• Task to carry out:
Report all lines from the entries below in which "text" appears.

• Records for the exercise:

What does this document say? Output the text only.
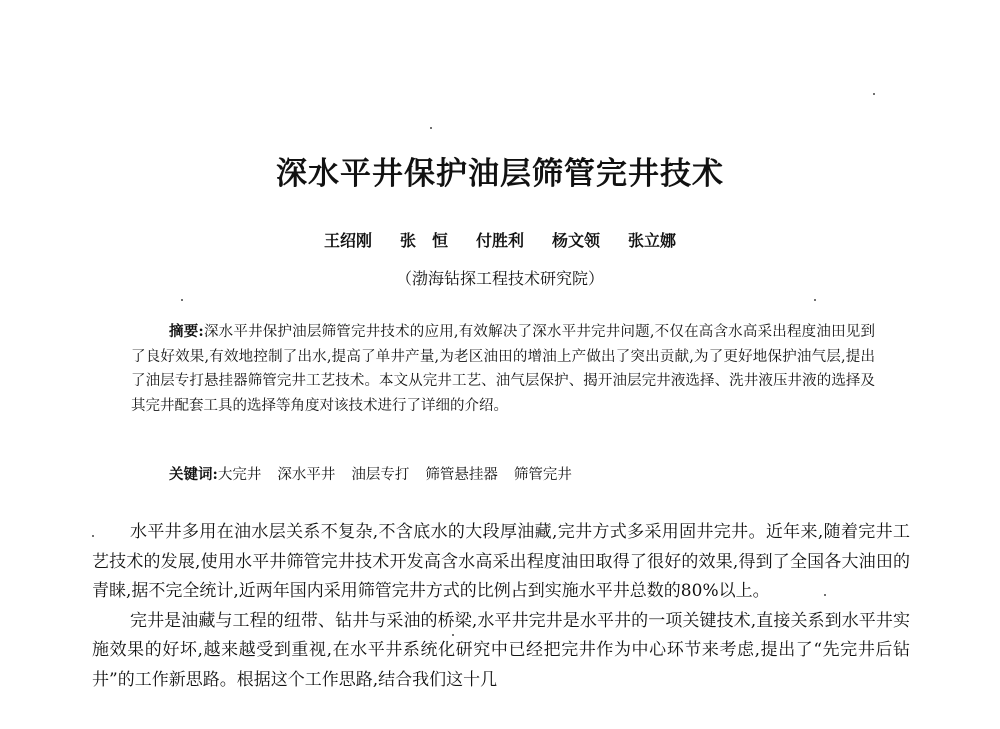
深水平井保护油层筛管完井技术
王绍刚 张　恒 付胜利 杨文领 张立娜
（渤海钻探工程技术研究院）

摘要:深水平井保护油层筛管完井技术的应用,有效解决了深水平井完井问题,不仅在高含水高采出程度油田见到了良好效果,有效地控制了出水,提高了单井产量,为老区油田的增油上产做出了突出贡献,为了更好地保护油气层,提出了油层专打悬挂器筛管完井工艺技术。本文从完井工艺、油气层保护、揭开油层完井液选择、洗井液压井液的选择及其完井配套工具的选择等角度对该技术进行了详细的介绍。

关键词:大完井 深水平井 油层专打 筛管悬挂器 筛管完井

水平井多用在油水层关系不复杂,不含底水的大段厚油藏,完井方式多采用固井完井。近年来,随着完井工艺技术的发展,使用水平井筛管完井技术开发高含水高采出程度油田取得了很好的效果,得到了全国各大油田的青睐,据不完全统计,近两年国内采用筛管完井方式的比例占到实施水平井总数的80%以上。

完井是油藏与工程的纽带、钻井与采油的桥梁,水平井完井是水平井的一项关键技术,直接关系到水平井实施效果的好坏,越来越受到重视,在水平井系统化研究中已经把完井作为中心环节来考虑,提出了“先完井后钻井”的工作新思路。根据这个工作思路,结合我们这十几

==

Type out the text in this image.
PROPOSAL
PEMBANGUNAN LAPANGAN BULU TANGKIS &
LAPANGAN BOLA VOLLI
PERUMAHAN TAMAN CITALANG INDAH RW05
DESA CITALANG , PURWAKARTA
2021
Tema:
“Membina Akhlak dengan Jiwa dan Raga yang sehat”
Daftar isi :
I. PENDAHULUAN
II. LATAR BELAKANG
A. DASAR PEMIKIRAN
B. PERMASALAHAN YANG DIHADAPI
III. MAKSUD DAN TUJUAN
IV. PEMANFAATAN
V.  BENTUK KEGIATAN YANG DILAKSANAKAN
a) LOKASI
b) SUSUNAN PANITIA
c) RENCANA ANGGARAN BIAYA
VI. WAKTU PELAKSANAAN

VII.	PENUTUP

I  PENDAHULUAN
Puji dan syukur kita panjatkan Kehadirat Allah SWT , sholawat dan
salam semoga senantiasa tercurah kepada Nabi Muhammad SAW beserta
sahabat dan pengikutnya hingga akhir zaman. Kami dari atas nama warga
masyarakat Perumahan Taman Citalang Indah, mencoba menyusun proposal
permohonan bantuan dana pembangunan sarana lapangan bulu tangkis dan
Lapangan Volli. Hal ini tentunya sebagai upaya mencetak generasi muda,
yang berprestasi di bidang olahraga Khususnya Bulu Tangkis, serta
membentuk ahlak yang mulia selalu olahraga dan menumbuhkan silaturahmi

• Solution to the exercise:
What does this document say? Output the text only.
Type out the text in this image.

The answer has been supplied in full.